• [Input rows]
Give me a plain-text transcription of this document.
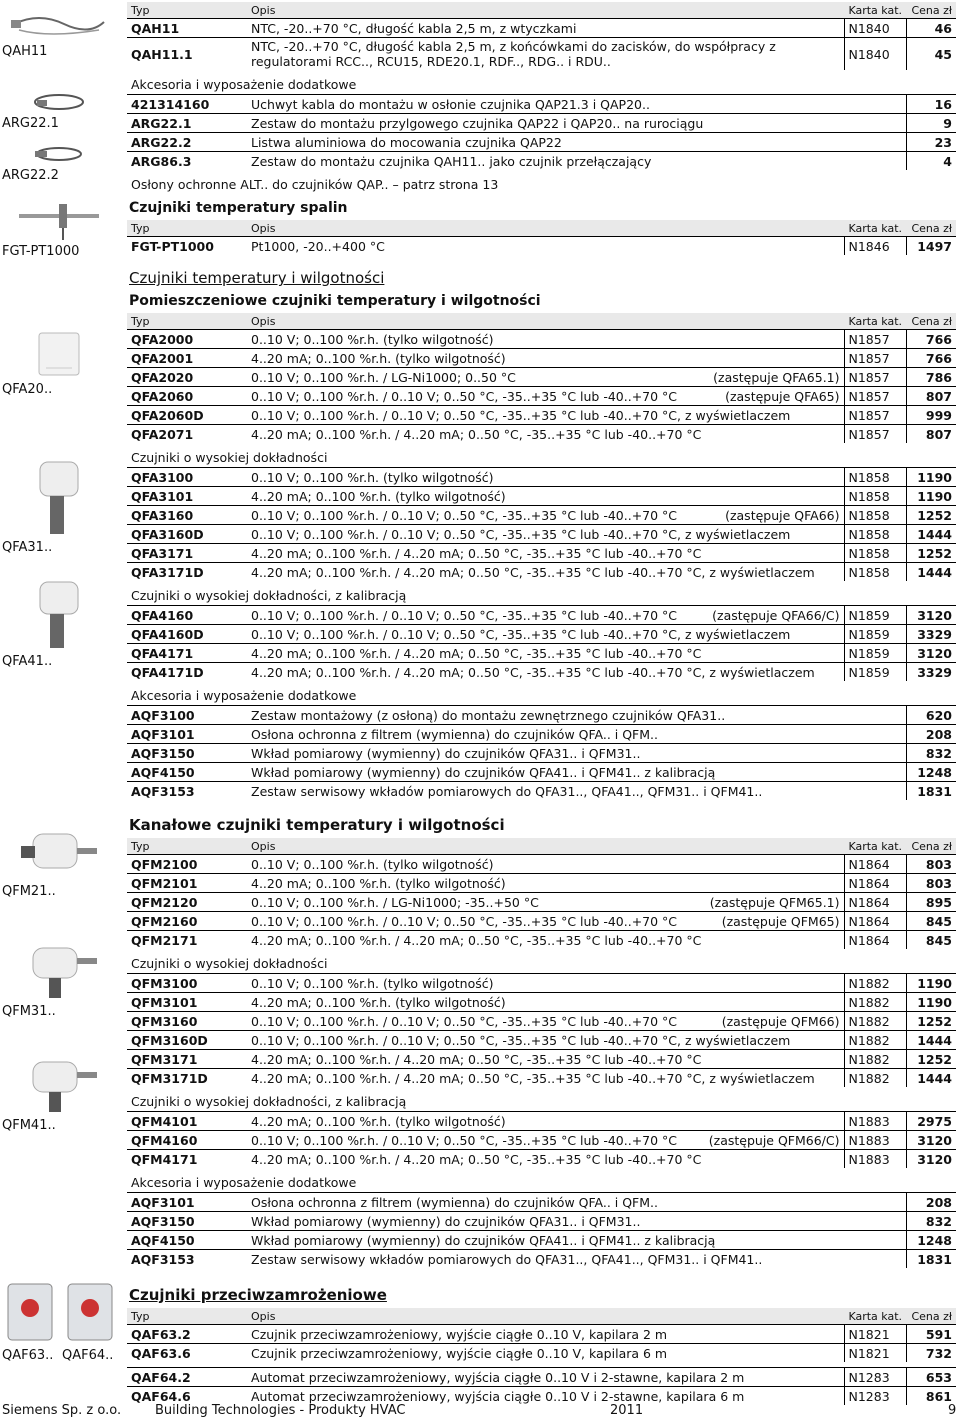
QAH11
ARG22.1
ARG22.2
FGT-PT1000
QFA20..
QFA31..
QFA41..
QFM21..
QFM31..
QFM41..
QAF63.. QAF64..
Typ	Opis	Karta kat.	Cena zł
QAH11	NTC, -20..+70 °C, długość kabla 2,5 m, z wtyczkami	N1840	46
QAH11.1	NTC, -20..+70 °C, długość kabla 2,5 m, z końcówkami do zacisków, do współpracy z regulatorami RCC.., RCU15, RDE20.1, RDF.., RDG.. i RDU..	N1840	45
Akcesoria i wyposażenie dodatkowe			
421314160	Uchwyt kabla do montażu w osłonie czujnika QAP21.3 i QAP20..		16
ARG22.1	Zestaw do montażu przylgowego czujnika QAP22 i QAP20.. na rurociągu		9
ARG22.2	Listwa aluminiowa do mocowania czujnika QAP22		23
ARG86.3	Zestaw do montażu czujnika QAH11.. jako czujnik przełączający		4
Osłony ochronne ALT.. do czujników QAP.. – patrz strona 13			
Czujniki temperatury spalin
Typ	Opis	Karta kat.	Cena zł
FGT-PT1000	Pt1000, -20..+400 °C	N1846	1497
Czujniki temperatury i wilgotności
Pomieszczeniowe czujniki temperatury i wilgotności
Typ	Opis	Karta kat.	Cena zł
QFA2000	0..10 V; 0..100 %r.h. (tylko wilgotność)	N1857	766
QFA2001	4..20 mA; 0..100 %r.h. (tylko wilgotność)	N1857	766
QFA2020	0..10 V; 0..100 %r.h. / LG-Ni1000; 0..50 °C (zastępuje QFA65.1)	N1857	786
QFA2060	0..10 V; 0..100 %r.h. / 0..10 V; 0..50 °C, -35..+35 °C lub -40..+70 °C (zastępuje QFA65)	N1857	807
QFA2060D	0..10 V; 0..100 %r.h. / 0..10 V; 0..50 °C, -35..+35 °C lub -40..+70 °C, z wyświetlaczem	N1857	999
QFA2071	4..20 mA; 0..100 %r.h. / 4..20 mA; 0..50 °C, -35..+35 °C lub -40..+70 °C	N1857	807
Czujniki o wysokiej dokładności			
QFA3100	0..10 V; 0..100 %r.h. (tylko wilgotność)	N1858	1190
QFA3101	4..20 mA; 0..100 %r.h. (tylko wilgotność)	N1858	1190
QFA3160	0..10 V; 0..100 %r.h. / 0..10 V; 0..50 °C, -35..+35 °C lub -40..+70 °C (zastępuje QFA66)	N1858	1252
QFA3160D	0..10 V; 0..100 %r.h. / 0..10 V; 0..50 °C, -35..+35 °C lub -40..+70 °C, z wyświetlaczem	N1858	1444
QFA3171	4..20 mA; 0..100 %r.h. / 4..20 mA; 0..50 °C, -35..+35 °C lub -40..+70 °C	N1858	1252
QFA3171D	4..20 mA; 0..100 %r.h. / 4..20 mA; 0..50 °C, -35..+35 °C lub -40..+70 °C, z wyświetlaczem	N1858	1444
Czujniki o wysokiej dokładności, z kalibracją			
QFA4160	0..10 V; 0..100 %r.h. / 0..10 V; 0..50 °C, -35..+35 °C lub -40..+70 °C (zastępuje QFA66/C)	N1859	3120
QFA4160D	0..10 V; 0..100 %r.h. / 0..10 V; 0..50 °C, -35..+35 °C lub -40..+70 °C, z wyświetlaczem	N1859	3329
QFA4171	4..20 mA; 0..100 %r.h. / 4..20 mA; 0..50 °C, -35..+35 °C lub -40..+70 °C	N1859	3120
QFA4171D	4..20 mA; 0..100 %r.h. / 4..20 mA; 0..50 °C, -35..+35 °C lub -40..+70 °C, z wyświetlaczem	N1859	3329
Akcesoria i wyposażenie dodatkowe			
AQF3100	Zestaw montażowy (z osłoną) do montażu zewnętrznego czujników QFA31..		620
AQF3101	Osłona ochronna z filtrem (wymienna) do czujników QFA.. i QFM..		208
AQF3150	Wkład pomiarowy (wymienny) do czujników QFA31.. i QFM31..		832
AQF4150	Wkład pomiarowy (wymienny) do czujników QFA41.. i QFM41.. z kalibracją		1248
AQF3153	Zestaw serwisowy wkładów pomiarowych do QFA31.., QFA41.., QFM31.. i QFM41..		1831
Kanałowe czujniki temperatury i wilgotności
Typ	Opis	Karta kat.	Cena zł
QFM2100	0..10 V; 0..100 %r.h. (tylko wilgotność)	N1864	803
QFM2101	4..20 mA; 0..100 %r.h. (tylko wilgotność)	N1864	803
QFM2120	0..10 V; 0..100 %r.h. / LG-Ni1000; -35..+50 °C (zastępuje QFM65.1)	N1864	895
QFM2160	0..10 V; 0..100 %r.h. / 0..10 V; 0..50 °C, -35..+35 °C lub -40..+70 °C (zastępuje QFM65)	N1864	845
QFM2171	4..20 mA; 0..100 %r.h. / 4..20 mA; 0..50 °C, -35..+35 °C lub -40..+70 °C	N1864	845
Czujniki o wysokiej dokładności			
QFM3100	0..10 V; 0..100 %r.h. (tylko wilgotność)	N1882	1190
QFM3101	4..20 mA; 0..100 %r.h. (tylko wilgotność)	N1882	1190
QFM3160	0..10 V; 0..100 %r.h. / 0..10 V; 0..50 °C, -35..+35 °C lub -40..+70 °C (zastępuje QFM66)	N1882	1252
QFM3160D	0..10 V; 0..100 %r.h. / 0..10 V; 0..50 °C, -35..+35 °C lub -40..+70 °C, z wyświetlaczem	N1882	1444
QFM3171	4..20 mA; 0..100 %r.h. / 4..20 mA; 0..50 °C, -35..+35 °C lub -40..+70 °C	N1882	1252
QFM3171D	4..20 mA; 0..100 %r.h. / 4..20 mA; 0..50 °C, -35..+35 °C lub -40..+70 °C, z wyświetlaczem	N1882	1444
Czujniki o wysokiej dokładności, z kalibracją			
QFM4101	4..20 mA; 0..100 %r.h. (tylko wilgotność)	N1883	2975
QFM4160	0..10 V; 0..100 %r.h. / 0..10 V; 0..50 °C, -35..+35 °C lub -40..+70 °C (zastępuje QFM66/C)	N1883	3120
QFM4171	4..20 mA; 0..100 %r.h. / 4..20 mA; 0..50 °C, -35..+35 °C lub -40..+70 °C	N1883	3120
Akcesoria i wyposażenie dodatkowe			
AQF3101	Osłona ochronna z filtrem (wymienna) do czujników QFA.. i QFM..		208
AQF3150	Wkład pomiarowy (wymienny) do czujników QFA31.. i QFM31..		832
AQF4150	Wkład pomiarowy (wymienny) do czujników QFA41.. i QFM41.. z kalibracją		1248
AQF3153	Zestaw serwisowy wkładów pomiarowych do QFA31.., QFA41.., QFM31.. i QFM41..		1831
Czujniki przeciwzamrożeniowe
Typ	Opis	Karta kat.	Cena zł
QAF63.2	Czujnik przeciwzamrożeniowy, wyjście ciągłe 0..10 V, kapilara 2 m	N1821	591
QAF63.6	Czujnik przeciwzamrożeniowy, wyjście ciągłe 0..10 V, kapilara 6 m	N1821	732

QAF64.2	Automat przeciwzamrożeniowy, wyjścia ciągłe 0..10 V i 2-stawne, kapilara 2 m	N1283	653
QAF64.6	Automat przeciwzamrożeniowy, wyjścia ciągłe 0..10 V i 2-stawne, kapilara 6 m	N1283	861
Siemens Sp. z o.o.	Building Technologies - Produkty HVAC	2011	9
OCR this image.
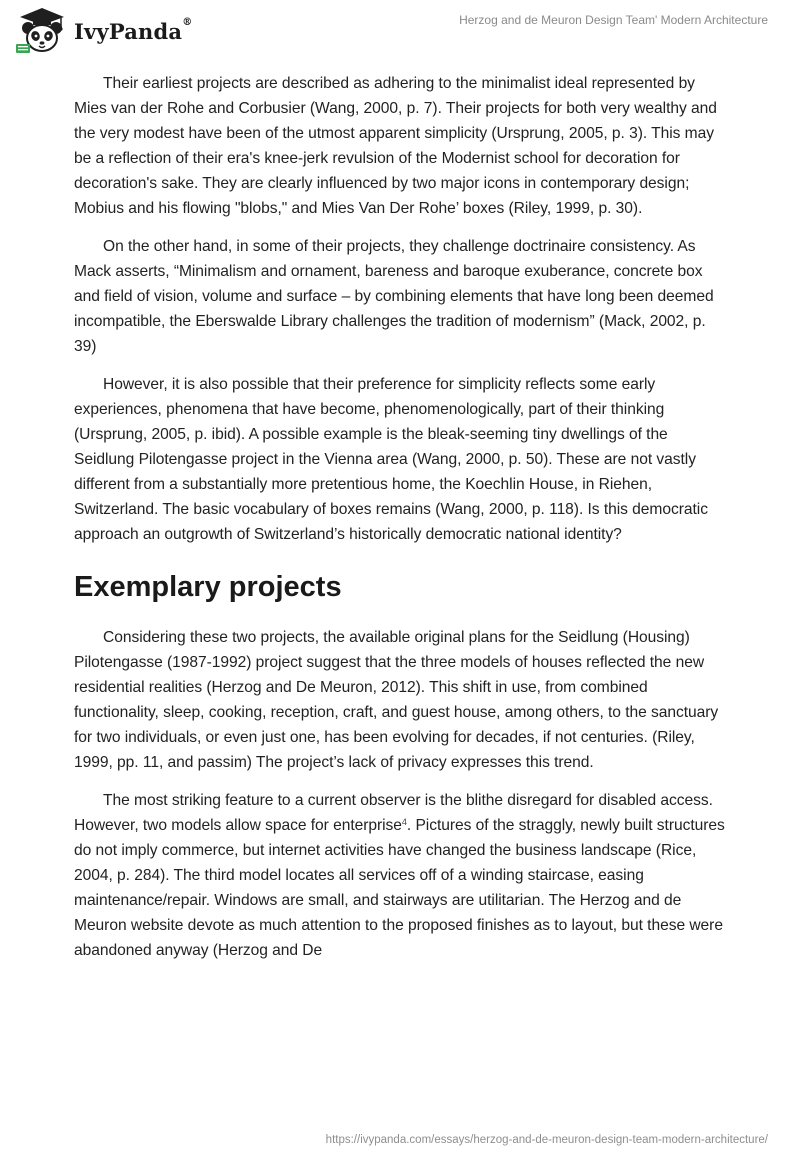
IvyPanda®	Herzog and de Meuron Design Team' Modern Architecture

Their earliest projects are described as adhering to the minimalist ideal represented by Mies van der Rohe and Corbusier (Wang, 2000, p. 7). Their projects for both very wealthy and the very modest have been of the utmost apparent simplicity (Ursprung, 2005, p. 3). This may be a reflection of their era's knee-jerk revulsion of the Modernist school for decoration for decoration's sake. They are clearly influenced by two major icons in contemporary design; Mobius and his flowing "blobs," and Mies Van Der Rohe’ boxes (Riley, 1999, p. 30).

On the other hand, in some of their projects, they challenge doctrinaire consistency. As Mack asserts, “Minimalism and ornament, bareness and baroque exuberance, concrete box and field of vision, volume and surface – by combining elements that have long been deemed incompatible, the Eberswalde Library challenges the tradition of modernism” (Mack, 2002, p. 39)

However, it is also possible that their preference for simplicity reflects some early experiences, phenomena that have become, phenomenologically, part of their thinking (Ursprung, 2005, p. ibid). A possible example is the bleak-seeming tiny dwellings of the Seidlung Pilotengasse project in the Vienna area (Wang, 2000, p. 50). These are not vastly different from a substantially more pretentious home, the Koechlin House, in Riehen, Switzerland. The basic vocabulary of boxes remains (Wang, 2000, p. 118). Is this democratic approach an outgrowth of Switzerland’s historically democratic national identity?

Exemplary projects

Considering these two projects, the available original plans for the Seidlung (Housing) Pilotengasse (1987-1992) project suggest that the three models of houses reflected the new residential realities (Herzog and De Meuron, 2012). This shift in use, from combined functionality, sleep, cooking, reception, craft, and guest house, among others, to the sanctuary for two individuals, or even just one, has been evolving for decades, if not centuries. (Riley, 1999, pp. 11, and passim) The project’s lack of privacy expresses this trend.

The most striking feature to a current observer is the blithe disregard for disabled access. However, two models allow space for enterprise$^4$. Pictures of the straggly, newly built structures do not imply commerce, but internet activities have changed the business landscape (Rice, 2004, p. 284). The third model locates all services off of a winding staircase, easing maintenance/repair. Windows are small, and stairways are utilitarian. The Herzog and de Meuron website devote as much attention to the proposed finishes as to layout, but these were abandoned anyway (Herzog and De

https://ivypanda.com/essays/herzog-and-de-meuron-design-team-modern-architecture/
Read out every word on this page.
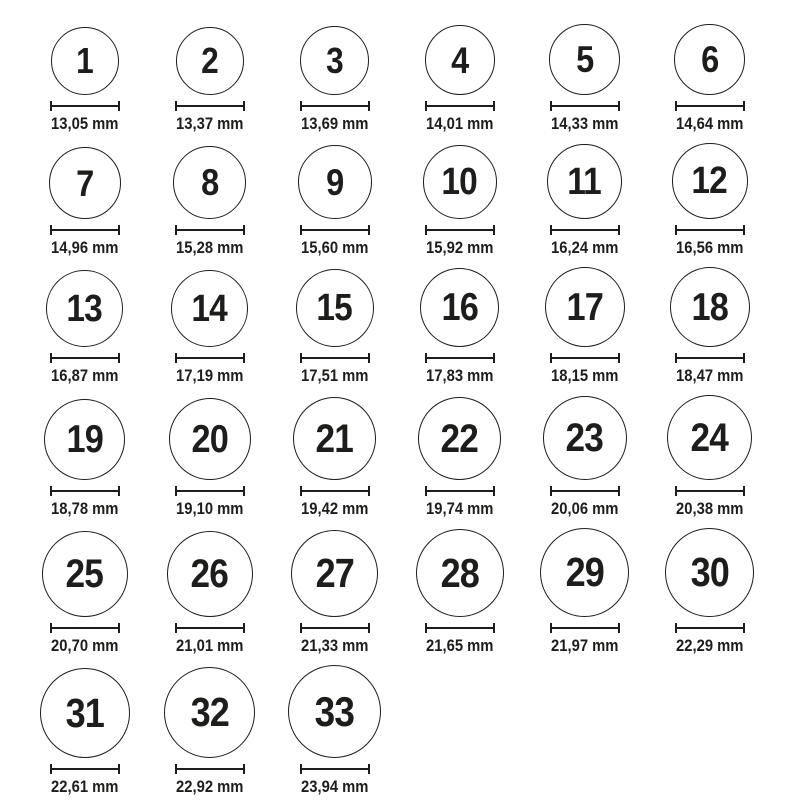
1
13,05 mm
2
13,37 mm
3
13,69 mm
4
14,01 mm
5
14,33 mm
6
14,64 mm
7
14,96 mm
8
15,28 mm
9
15,60 mm
10
15,92 mm
11
16,24 mm
12
16,56 mm
13
16,87 mm
14
17,19 mm
15
17,51 mm
16
17,83 mm
17
18,15 mm
18
18,47 mm
19
18,78 mm
20
19,10 mm
21
19,42 mm
22
19,74 mm
23
20,06 mm
24
20,38 mm
25
20,70 mm
26
21,01 mm
27
21,33 mm
28
21,65 mm
29
21,97 mm
30
22,29 mm
31
22,61 mm
32
22,92 mm
33
23,94 mm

• [Exercise aim] Return every line containing "Riley".

• [Solution for this problem]
Their earliest projects are described as adhering to the minimalist ideal represented by Mies van der Rohe and Corbusier (Wang, 2000, p. 7). Their projects for both very wealthy and the very modest have been of the utmost apparent simplicity (Ursprung, 2005, p. 3). This may be a reflection of their era's knee-jerk revulsion of the Modernist school for decoration for decoration's sake. They are clearly influenced by two major icons in contemporary design; Mobius and his flowing "blobs," and Mies Van Der Rohe’ boxes (Riley, 1999, p. 30).
Considering these two projects, the available original plans for the Seidlung (Housing) Pilotengasse (1987-1992) project suggest that the three models of houses reflected the new residential realities (Herzog and De Meuron, 2012). This shift in use, from combined functionality, sleep, cooking, reception, craft, and guest house, among others, to the sanctuary for two individuals, or even just one, has been evolving for decades, if not centuries. (Riley, 1999, pp. 11, and passim) The project’s lack of privacy expresses this trend.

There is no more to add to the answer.